» **Problem to solve**
Search the data below for the word "JSON" and copy each line that holds it.

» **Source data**
====

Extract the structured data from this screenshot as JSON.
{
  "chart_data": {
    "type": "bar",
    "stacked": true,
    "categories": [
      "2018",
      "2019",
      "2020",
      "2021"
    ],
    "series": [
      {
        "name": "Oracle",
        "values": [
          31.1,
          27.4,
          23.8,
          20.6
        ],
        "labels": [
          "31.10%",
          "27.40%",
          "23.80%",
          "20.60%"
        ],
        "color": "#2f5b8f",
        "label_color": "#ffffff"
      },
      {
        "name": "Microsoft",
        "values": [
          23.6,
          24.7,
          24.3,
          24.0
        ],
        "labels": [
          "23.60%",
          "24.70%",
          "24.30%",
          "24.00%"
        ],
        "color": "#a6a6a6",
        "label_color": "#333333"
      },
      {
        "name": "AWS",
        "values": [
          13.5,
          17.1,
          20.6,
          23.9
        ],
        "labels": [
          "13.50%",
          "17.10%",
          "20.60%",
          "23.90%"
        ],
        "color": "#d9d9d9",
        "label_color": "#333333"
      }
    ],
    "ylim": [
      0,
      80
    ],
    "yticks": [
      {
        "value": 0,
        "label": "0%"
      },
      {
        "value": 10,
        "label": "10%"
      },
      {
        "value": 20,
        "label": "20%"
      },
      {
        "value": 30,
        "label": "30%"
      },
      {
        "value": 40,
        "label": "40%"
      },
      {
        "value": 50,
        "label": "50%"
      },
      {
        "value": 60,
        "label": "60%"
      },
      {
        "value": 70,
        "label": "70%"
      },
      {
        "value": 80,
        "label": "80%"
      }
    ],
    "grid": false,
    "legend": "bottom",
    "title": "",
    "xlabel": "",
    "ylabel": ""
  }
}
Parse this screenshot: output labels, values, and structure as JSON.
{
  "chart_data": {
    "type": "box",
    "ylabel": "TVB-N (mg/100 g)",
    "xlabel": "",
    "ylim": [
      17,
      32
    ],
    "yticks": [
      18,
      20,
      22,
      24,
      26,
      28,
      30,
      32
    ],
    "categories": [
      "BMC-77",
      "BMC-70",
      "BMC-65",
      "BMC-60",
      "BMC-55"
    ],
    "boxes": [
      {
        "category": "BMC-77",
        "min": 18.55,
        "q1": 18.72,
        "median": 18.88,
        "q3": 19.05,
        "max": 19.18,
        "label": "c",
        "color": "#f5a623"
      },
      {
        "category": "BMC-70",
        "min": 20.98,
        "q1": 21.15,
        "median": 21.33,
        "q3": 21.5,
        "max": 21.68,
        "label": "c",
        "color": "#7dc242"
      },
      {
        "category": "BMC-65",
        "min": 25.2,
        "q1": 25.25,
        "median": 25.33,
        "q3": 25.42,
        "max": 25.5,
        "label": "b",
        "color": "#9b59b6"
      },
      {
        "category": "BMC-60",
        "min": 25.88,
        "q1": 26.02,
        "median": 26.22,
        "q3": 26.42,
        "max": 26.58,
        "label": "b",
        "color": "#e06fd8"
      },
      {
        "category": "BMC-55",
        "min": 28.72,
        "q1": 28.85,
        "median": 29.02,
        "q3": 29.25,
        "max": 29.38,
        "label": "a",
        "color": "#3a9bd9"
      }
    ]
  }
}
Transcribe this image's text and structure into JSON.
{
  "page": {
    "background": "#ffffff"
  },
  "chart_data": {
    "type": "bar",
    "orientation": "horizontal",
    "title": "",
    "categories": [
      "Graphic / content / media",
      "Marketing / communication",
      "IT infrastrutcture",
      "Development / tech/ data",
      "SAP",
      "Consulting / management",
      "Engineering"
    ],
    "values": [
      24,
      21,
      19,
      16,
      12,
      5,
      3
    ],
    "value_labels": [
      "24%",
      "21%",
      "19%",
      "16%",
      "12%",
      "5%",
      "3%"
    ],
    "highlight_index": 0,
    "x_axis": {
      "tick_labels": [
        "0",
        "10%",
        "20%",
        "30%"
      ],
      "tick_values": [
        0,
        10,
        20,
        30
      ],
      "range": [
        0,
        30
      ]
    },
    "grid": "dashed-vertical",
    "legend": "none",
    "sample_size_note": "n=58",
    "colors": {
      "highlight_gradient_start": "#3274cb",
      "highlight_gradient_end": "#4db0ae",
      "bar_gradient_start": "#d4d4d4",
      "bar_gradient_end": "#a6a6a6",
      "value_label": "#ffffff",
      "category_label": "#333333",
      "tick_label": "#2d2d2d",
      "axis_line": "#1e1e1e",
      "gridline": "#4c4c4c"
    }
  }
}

====

» **Exercise output**
Extract the structured data from this screenshot as JSON.
Parse this screenshot: output labels, values, and structure as JSON.
Transcribe this image's text and structure into JSON.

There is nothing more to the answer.